## begin SOURCE DATA

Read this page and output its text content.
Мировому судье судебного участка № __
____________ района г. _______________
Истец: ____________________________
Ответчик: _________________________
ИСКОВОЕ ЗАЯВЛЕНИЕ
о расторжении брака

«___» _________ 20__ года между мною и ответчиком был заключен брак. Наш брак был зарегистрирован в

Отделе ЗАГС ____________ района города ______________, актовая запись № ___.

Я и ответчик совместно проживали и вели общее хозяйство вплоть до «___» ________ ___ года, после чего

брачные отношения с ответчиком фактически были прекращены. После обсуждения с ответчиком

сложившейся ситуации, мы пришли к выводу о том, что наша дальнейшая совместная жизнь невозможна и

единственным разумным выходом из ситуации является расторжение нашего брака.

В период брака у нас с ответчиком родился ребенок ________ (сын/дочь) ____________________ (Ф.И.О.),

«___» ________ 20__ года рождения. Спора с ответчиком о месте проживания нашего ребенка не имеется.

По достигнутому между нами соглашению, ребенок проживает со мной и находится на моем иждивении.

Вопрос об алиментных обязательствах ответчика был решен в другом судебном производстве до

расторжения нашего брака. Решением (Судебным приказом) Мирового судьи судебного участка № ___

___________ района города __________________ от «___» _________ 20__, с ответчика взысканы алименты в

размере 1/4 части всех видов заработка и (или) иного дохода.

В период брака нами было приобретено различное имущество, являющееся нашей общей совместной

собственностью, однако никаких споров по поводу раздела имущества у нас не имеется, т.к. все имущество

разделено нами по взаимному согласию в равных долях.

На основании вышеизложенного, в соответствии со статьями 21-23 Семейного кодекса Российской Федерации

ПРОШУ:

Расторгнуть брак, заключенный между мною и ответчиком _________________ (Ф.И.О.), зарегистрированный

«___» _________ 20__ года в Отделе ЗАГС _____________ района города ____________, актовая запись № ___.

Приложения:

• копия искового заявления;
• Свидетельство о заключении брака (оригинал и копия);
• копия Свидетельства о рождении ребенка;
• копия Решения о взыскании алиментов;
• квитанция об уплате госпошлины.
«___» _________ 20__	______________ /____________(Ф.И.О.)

## end SOURCE DATA

> **GIVEN PROBLEM**: Retype the entries exactly, including every line.

> **SOLUTION TO THE PROBLEM**:
Read this page and output its text content.
Мировому судье судебного участка № __
____________ района г. _______________
Истец: ____________________________
Ответчик: _________________________
ИСКОВОЕ ЗАЯВЛЕНИЕ
о расторжении брака

«___» _________ 20__ года между мною и ответчиком был заключен брак. Наш брак был зарегистрирован в

Отделе ЗАГС ____________ района города ______________, актовая запись № ___.

Я и ответчик совместно проживали и вели общее хозяйство вплоть до «___» ________ ___ года, после чего

брачные отношения с ответчиком фактически были прекращены. После обсуждения с ответчиком

сложившейся ситуации, мы пришли к выводу о том, что наша дальнейшая совместная жизнь невозможна и

единственным разумным выходом из ситуации является расторжение нашего брака.

В период брака у нас с ответчиком родился ребенок ________ (сын/дочь) ____________________ (Ф.И.О.),

«___» ________ 20__ года рождения. Спора с ответчиком о месте проживания нашего ребенка не имеется.

По достигнутому между нами соглашению, ребенок проживает со мной и находится на моем иждивении.

Вопрос об алиментных обязательствах ответчика был решен в другом судебном производстве до

расторжения нашего брака. Решением (Судебным приказом) Мирового судьи судебного участка № ___

___________ района города __________________ от «___» _________ 20__, с ответчика взысканы алименты в

размере 1/4 части всех видов заработка и (или) иного дохода.

В период брака нами было приобретено различное имущество, являющееся нашей общей совместной

собственностью, однако никаких споров по поводу раздела имущества у нас не имеется, т.к. все имущество

разделено нами по взаимному согласию в равных долях.

На основании вышеизложенного, в соответствии со статьями 21-23 Семейного кодекса Российской Федерации

ПРОШУ:

Расторгнуть брак, заключенный между мною и ответчиком _________________ (Ф.И.О.), зарегистрированный

«___» _________ 20__ года в Отделе ЗАГС _____________ района города ____________, актовая запись № ___.

Приложения:

• копия искового заявления;
• Свидетельство о заключении брака (оригинал и копия);
• копия Свидетельства о рождении ребенка;
• копия Решения о взыскании алиментов;
• квитанция об уплате госпошлины.
«___» _________ 20__	______________ /____________(Ф.И.О.)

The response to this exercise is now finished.